> **Required work**
Copy each line of the material below that includes the string "Arbeitnehmer".

Records about charts and figures:

══════

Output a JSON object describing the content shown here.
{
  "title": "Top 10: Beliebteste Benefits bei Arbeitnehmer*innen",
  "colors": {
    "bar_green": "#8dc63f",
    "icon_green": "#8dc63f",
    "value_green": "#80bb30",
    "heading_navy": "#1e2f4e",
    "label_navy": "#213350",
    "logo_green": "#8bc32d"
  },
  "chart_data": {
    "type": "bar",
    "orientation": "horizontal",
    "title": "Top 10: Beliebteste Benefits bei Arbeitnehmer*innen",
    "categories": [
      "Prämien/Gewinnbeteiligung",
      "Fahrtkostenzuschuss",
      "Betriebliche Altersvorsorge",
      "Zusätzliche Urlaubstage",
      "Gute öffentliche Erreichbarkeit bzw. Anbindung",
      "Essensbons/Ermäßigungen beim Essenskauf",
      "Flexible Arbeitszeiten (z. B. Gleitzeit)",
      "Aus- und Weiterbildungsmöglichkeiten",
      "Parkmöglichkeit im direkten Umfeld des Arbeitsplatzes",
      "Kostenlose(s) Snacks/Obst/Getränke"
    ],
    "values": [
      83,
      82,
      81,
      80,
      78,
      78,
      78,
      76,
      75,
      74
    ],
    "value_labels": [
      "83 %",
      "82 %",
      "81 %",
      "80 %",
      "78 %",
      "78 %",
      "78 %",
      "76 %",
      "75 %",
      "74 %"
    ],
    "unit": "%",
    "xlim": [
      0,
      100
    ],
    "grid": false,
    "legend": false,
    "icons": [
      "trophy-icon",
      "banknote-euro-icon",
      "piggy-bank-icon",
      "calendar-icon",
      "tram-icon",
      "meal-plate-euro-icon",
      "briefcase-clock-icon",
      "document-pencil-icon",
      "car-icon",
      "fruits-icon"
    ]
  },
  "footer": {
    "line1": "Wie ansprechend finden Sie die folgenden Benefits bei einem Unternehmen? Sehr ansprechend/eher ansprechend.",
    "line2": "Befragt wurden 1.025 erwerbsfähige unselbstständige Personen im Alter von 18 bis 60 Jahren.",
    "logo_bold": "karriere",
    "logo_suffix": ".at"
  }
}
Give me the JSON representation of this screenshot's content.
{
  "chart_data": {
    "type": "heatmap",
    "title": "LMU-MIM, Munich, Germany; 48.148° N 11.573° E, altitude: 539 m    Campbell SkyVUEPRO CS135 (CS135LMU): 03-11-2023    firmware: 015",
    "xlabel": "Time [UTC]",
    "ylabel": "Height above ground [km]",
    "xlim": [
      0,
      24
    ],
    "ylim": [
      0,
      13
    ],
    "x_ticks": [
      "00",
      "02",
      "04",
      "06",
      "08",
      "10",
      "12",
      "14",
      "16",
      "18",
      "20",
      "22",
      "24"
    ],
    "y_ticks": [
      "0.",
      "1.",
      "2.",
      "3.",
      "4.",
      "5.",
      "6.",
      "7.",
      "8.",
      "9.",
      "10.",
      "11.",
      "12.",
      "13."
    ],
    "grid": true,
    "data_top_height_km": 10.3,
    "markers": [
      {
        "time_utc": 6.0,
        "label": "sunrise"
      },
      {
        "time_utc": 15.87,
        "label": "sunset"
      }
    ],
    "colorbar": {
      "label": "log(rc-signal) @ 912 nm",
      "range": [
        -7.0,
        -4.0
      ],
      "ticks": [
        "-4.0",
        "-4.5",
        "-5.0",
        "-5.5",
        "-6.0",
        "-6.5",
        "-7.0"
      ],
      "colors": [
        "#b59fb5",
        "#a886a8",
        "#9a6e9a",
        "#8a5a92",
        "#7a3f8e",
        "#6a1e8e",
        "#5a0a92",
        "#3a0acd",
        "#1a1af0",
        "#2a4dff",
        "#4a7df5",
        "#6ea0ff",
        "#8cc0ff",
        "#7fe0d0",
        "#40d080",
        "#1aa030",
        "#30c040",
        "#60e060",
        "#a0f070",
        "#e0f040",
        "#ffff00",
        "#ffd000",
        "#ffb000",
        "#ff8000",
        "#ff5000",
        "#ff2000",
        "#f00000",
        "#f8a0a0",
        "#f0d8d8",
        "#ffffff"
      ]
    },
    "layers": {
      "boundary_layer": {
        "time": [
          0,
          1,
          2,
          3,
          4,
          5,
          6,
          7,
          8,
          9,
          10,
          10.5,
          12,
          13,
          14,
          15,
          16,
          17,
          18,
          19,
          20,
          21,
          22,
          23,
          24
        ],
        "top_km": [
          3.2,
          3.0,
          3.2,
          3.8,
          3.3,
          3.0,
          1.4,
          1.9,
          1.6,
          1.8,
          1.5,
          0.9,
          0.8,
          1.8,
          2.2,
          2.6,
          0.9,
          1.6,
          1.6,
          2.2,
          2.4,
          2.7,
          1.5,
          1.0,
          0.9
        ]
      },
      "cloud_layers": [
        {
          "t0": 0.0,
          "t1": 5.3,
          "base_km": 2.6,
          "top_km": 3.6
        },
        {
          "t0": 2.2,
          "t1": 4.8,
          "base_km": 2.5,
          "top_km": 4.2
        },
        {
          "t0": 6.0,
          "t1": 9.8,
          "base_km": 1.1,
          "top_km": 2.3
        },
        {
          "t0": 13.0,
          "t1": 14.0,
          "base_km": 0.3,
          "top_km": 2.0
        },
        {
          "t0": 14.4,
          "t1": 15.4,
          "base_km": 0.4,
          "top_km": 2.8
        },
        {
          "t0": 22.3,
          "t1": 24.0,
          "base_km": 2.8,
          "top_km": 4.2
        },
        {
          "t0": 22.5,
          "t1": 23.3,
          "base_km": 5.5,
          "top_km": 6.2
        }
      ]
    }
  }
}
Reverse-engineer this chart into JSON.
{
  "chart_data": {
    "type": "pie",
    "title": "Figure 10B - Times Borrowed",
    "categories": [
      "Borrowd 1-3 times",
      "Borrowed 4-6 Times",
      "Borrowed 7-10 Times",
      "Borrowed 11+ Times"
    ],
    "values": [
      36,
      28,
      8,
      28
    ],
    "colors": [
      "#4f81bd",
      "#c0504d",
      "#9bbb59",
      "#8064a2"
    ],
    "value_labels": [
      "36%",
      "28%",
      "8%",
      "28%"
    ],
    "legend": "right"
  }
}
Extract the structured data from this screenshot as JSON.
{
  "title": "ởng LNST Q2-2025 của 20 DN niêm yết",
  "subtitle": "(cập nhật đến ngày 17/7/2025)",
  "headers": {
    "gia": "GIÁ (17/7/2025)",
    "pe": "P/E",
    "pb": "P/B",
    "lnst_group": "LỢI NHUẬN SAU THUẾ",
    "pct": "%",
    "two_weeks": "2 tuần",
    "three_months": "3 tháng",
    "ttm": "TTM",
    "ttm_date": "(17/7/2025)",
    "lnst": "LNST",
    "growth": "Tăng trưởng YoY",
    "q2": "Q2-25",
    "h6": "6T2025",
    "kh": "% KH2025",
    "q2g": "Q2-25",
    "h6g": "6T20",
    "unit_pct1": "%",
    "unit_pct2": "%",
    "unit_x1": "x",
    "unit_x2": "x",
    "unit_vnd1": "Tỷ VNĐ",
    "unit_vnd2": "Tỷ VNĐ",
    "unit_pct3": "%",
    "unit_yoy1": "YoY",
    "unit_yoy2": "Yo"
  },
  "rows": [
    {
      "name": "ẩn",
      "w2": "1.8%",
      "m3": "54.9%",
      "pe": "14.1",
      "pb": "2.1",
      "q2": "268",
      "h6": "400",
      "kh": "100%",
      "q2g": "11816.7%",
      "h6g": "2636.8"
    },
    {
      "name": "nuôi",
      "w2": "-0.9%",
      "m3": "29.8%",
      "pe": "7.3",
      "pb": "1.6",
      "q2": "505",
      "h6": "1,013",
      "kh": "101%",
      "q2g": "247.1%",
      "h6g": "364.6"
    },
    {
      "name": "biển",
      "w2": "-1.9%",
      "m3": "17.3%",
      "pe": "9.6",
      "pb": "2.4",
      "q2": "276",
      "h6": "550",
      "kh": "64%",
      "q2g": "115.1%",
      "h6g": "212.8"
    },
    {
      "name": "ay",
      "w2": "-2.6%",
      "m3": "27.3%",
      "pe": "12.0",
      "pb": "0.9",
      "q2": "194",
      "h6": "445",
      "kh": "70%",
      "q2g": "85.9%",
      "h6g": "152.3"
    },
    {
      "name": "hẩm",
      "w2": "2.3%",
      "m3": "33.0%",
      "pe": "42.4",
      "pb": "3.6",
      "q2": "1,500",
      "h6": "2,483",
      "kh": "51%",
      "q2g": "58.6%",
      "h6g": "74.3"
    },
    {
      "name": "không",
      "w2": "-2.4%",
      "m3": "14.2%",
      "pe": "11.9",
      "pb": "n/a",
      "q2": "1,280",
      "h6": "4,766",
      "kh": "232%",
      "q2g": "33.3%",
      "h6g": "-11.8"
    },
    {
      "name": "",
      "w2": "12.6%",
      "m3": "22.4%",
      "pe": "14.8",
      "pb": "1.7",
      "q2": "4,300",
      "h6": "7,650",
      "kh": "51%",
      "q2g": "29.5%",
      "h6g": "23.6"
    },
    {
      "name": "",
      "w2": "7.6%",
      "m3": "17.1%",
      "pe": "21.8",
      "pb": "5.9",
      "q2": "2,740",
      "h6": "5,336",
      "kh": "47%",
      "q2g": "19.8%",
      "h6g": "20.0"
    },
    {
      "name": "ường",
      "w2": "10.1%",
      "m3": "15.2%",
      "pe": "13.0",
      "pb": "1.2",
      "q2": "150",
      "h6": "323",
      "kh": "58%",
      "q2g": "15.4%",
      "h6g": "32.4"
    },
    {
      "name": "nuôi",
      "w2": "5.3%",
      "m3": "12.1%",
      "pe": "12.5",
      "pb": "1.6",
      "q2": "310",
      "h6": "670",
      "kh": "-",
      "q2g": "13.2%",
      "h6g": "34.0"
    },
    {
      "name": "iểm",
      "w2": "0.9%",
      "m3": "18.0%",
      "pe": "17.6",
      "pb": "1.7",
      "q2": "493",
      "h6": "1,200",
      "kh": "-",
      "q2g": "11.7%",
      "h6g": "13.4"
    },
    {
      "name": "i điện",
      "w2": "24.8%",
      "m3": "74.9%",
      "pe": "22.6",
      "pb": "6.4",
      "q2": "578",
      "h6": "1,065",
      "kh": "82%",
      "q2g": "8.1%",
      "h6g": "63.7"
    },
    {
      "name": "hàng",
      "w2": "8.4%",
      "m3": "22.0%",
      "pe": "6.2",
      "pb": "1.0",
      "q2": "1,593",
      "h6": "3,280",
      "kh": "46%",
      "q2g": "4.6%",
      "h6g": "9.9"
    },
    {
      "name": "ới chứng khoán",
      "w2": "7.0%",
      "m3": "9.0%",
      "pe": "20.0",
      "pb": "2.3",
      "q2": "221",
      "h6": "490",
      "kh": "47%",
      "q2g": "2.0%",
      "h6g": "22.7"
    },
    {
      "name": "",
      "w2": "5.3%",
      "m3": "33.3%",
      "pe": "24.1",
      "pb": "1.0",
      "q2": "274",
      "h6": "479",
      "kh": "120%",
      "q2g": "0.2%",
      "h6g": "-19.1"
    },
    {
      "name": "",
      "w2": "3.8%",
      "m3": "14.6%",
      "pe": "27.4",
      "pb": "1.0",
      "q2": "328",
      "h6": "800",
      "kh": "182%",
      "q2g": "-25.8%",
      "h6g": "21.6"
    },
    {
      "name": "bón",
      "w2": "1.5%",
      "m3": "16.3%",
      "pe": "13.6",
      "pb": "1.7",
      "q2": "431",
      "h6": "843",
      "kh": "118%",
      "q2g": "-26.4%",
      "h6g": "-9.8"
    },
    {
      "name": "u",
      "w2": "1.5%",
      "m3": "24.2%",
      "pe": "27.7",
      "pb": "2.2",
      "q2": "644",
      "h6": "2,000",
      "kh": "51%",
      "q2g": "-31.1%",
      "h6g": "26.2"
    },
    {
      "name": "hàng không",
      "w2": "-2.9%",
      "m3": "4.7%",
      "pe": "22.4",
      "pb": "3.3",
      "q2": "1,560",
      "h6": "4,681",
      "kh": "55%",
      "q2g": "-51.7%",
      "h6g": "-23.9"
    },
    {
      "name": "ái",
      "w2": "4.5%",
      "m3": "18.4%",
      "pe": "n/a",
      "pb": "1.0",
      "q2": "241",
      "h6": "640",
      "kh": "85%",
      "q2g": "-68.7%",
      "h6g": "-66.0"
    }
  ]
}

══════

> **Task answer**
  "title": "Top 10: Beliebteste Benefits bei Arbeitnehmer*innen",
    "title": "Top 10: Beliebteste Benefits bei Arbeitnehmer*innen",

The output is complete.